Supplied records:
━━━━━━━━━━━━━━━━━━━━
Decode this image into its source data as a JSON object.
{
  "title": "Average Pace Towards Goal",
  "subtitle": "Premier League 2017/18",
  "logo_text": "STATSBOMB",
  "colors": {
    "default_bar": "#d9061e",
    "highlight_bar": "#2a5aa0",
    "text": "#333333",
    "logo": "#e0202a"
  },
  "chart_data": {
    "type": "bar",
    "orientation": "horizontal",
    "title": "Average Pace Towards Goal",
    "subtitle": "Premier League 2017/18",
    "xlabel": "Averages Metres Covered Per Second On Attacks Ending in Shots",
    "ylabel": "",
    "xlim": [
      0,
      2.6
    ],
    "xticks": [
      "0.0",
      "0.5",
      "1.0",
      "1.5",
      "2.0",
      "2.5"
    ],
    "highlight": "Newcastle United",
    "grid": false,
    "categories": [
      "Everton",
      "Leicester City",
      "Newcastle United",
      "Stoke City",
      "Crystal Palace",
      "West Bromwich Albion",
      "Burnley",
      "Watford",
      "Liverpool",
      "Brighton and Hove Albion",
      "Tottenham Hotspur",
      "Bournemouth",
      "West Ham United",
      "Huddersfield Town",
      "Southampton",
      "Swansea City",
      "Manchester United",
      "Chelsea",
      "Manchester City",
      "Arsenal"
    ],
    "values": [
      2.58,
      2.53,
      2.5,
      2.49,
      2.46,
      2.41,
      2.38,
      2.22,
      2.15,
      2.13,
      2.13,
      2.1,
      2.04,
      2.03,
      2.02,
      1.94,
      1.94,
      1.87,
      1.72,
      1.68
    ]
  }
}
━━━━━━━━━━━━━━━━━━━━
Written task: Filter the entries down to the lines containing "Pace". Copy each of those lines.

Output for this task:
  "title": "Average Pace Towards Goal",
    "title": "Average Pace Towards Goal",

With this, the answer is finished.